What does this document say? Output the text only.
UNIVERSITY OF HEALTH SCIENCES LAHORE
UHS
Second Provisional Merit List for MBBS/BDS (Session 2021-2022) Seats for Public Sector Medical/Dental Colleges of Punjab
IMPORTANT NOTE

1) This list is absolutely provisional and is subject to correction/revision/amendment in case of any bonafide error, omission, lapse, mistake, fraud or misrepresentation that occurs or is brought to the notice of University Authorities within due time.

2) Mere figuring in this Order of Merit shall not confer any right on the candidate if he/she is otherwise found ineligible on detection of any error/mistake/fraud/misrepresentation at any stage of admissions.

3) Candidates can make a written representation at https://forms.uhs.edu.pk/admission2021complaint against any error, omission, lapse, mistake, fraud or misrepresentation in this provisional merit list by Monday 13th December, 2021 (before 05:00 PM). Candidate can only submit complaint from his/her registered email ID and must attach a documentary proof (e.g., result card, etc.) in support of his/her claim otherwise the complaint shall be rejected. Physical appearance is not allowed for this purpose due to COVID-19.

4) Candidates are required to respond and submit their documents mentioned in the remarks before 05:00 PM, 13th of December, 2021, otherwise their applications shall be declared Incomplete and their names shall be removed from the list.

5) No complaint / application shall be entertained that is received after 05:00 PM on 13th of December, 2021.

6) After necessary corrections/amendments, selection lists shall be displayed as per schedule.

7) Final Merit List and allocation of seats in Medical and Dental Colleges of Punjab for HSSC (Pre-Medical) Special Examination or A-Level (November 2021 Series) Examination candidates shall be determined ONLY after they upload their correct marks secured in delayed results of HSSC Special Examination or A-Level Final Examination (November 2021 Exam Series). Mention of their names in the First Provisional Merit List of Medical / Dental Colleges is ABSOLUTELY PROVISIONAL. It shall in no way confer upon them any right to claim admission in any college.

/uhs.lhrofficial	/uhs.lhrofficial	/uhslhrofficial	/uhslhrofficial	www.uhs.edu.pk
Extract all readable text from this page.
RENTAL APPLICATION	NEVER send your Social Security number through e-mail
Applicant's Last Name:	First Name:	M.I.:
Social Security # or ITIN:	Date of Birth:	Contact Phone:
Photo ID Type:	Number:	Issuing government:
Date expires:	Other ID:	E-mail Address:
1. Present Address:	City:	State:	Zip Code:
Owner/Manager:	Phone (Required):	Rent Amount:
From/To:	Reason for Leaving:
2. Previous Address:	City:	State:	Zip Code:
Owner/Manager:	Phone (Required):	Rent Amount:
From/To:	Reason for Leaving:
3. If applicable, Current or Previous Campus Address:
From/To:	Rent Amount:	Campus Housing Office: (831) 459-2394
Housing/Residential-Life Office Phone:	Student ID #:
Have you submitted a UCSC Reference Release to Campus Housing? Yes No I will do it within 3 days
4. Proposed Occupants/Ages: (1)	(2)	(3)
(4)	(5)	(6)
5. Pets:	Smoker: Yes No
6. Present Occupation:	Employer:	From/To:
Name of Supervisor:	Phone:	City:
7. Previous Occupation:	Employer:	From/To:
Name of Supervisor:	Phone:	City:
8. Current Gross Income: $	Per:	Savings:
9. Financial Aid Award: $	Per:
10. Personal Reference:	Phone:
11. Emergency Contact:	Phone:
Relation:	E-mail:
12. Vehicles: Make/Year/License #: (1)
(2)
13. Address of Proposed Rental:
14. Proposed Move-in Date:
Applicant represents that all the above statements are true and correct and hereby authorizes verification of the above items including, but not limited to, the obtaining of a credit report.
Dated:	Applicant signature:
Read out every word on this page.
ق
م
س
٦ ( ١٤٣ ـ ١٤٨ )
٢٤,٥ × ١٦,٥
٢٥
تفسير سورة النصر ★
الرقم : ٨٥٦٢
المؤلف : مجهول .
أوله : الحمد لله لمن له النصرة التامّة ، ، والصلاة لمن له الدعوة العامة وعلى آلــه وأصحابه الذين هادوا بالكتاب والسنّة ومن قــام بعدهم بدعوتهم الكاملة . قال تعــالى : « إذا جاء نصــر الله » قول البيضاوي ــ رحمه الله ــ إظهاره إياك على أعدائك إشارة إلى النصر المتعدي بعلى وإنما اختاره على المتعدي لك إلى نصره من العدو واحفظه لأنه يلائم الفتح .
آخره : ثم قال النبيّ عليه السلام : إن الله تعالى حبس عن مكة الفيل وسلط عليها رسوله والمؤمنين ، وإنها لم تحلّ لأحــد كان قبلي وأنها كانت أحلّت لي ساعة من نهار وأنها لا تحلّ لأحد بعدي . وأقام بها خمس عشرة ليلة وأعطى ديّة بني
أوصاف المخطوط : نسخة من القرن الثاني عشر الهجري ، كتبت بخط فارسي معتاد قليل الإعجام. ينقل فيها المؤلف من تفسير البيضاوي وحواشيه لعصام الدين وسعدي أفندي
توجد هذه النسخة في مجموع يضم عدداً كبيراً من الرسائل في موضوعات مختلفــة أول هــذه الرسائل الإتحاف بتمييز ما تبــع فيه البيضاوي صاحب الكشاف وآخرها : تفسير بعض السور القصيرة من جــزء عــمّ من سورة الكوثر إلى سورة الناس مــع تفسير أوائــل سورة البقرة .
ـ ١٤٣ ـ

+===+

● **JOB**:
Reproduce the material above exactly; please quote every line of it.

● **SOLUTION TO THIS TASK**:
What does this document say? Output the text only.
UNIVERSITY OF HEALTH SCIENCES LAHORE
UHS
Second Provisional Merit List for MBBS/BDS (Session 2021-2022) Seats for Public Sector Medical/Dental Colleges of Punjab
IMPORTANT NOTE

1) This list is absolutely provisional and is subject to correction/revision/amendment in case of any bonafide error, omission, lapse, mistake, fraud or misrepresentation that occurs or is brought to the notice of University Authorities within due time.

2) Mere figuring in this Order of Merit shall not confer any right on the candidate if he/she is otherwise found ineligible on detection of any error/mistake/fraud/misrepresentation at any stage of admissions.

3) Candidates can make a written representation at https://forms.uhs.edu.pk/admission2021complaint against any error, omission, lapse, mistake, fraud or misrepresentation in this provisional merit list by Monday 13th December, 2021 (before 05:00 PM). Candidate can only submit complaint from his/her registered email ID and must attach a documentary proof (e.g., result card, etc.) in support of his/her claim otherwise the complaint shall be rejected. Physical appearance is not allowed for this purpose due to COVID-19.

4) Candidates are required to respond and submit their documents mentioned in the remarks before 05:00 PM, 13th of December, 2021, otherwise their applications shall be declared Incomplete and their names shall be removed from the list.

5) No complaint / application shall be entertained that is received after 05:00 PM on 13th of December, 2021.

6) After necessary corrections/amendments, selection lists shall be displayed as per schedule.

7) Final Merit List and allocation of seats in Medical and Dental Colleges of Punjab for HSSC (Pre-Medical) Special Examination or A-Level (November 2021 Series) Examination candidates shall be determined ONLY after they upload their correct marks secured in delayed results of HSSC Special Examination or A-Level Final Examination (November 2021 Exam Series). Mention of their names in the First Provisional Merit List of Medical / Dental Colleges is ABSOLUTELY PROVISIONAL. It shall in no way confer upon them any right to claim admission in any college.

/uhs.lhrofficial	/uhs.lhrofficial	/uhslhrofficial	/uhslhrofficial	www.uhs.edu.pk
Extract all readable text from this page.
RENTAL APPLICATION	NEVER send your Social Security number through e-mail
Applicant's Last Name:	First Name:	M.I.:
Social Security # or ITIN:	Date of Birth:	Contact Phone:
Photo ID Type:	Number:	Issuing government:
Date expires:	Other ID:	E-mail Address:
1. Present Address:	City:	State:	Zip Code:
Owner/Manager:	Phone (Required):	Rent Amount:
From/To:	Reason for Leaving:
2. Previous Address:	City:	State:	Zip Code:
Owner/Manager:	Phone (Required):	Rent Amount:
From/To:	Reason for Leaving:
3. If applicable, Current or Previous Campus Address:
From/To:	Rent Amount:	Campus Housing Office: (831) 459-2394
Housing/Residential-Life Office Phone:	Student ID #:
Have you submitted a UCSC Reference Release to Campus Housing? Yes No I will do it within 3 days
4. Proposed Occupants/Ages: (1)	(2)	(3)
(4)	(5)	(6)
5. Pets:	Smoker: Yes No
6. Present Occupation:	Employer:	From/To:
Name of Supervisor:	Phone:	City:
7. Previous Occupation:	Employer:	From/To:
Name of Supervisor:	Phone:	City:
8. Current Gross Income: $	Per:	Savings:
9. Financial Aid Award: $	Per:
10. Personal Reference:	Phone:
11. Emergency Contact:	Phone:
Relation:	E-mail:
12. Vehicles: Make/Year/License #: (1)
(2)
13. Address of Proposed Rental:
14. Proposed Move-in Date:
Applicant represents that all the above statements are true and correct and hereby authorizes verification of the above items including, but not limited to, the obtaining of a credit report.
Dated:	Applicant signature:
Read out every word on this page.
ق
م
س
٦ ( ١٤٣ ـ ١٤٨ )
٢٤,٥ × ١٦,٥
٢٥
تفسير سورة النصر ★
الرقم : ٨٥٦٢
المؤلف : مجهول .
أوله : الحمد لله لمن له النصرة التامّة ، ، والصلاة لمن له الدعوة العامة وعلى آلــه وأصحابه الذين هادوا بالكتاب والسنّة ومن قــام بعدهم بدعوتهم الكاملة . قال تعــالى : « إذا جاء نصــر الله » قول البيضاوي ــ رحمه الله ــ إظهاره إياك على أعدائك إشارة إلى النصر المتعدي بعلى وإنما اختاره على المتعدي لك إلى نصره من العدو واحفظه لأنه يلائم الفتح .
آخره : ثم قال النبيّ عليه السلام : إن الله تعالى حبس عن مكة الفيل وسلط عليها رسوله والمؤمنين ، وإنها لم تحلّ لأحــد كان قبلي وأنها كانت أحلّت لي ساعة من نهار وأنها لا تحلّ لأحد بعدي . وأقام بها خمس عشرة ليلة وأعطى ديّة بني
أوصاف المخطوط : نسخة من القرن الثاني عشر الهجري ، كتبت بخط فارسي معتاد قليل الإعجام. ينقل فيها المؤلف من تفسير البيضاوي وحواشيه لعصام الدين وسعدي أفندي
توجد هذه النسخة في مجموع يضم عدداً كبيراً من الرسائل في موضوعات مختلفــة أول هــذه الرسائل الإتحاف بتمييز ما تبــع فيه البيضاوي صاحب الكشاف وآخرها : تفسير بعض السور القصيرة من جــزء عــمّ من سورة الكوثر إلى سورة الناس مــع تفسير أوائــل سورة البقرة .
ـ ١٤٣ ـ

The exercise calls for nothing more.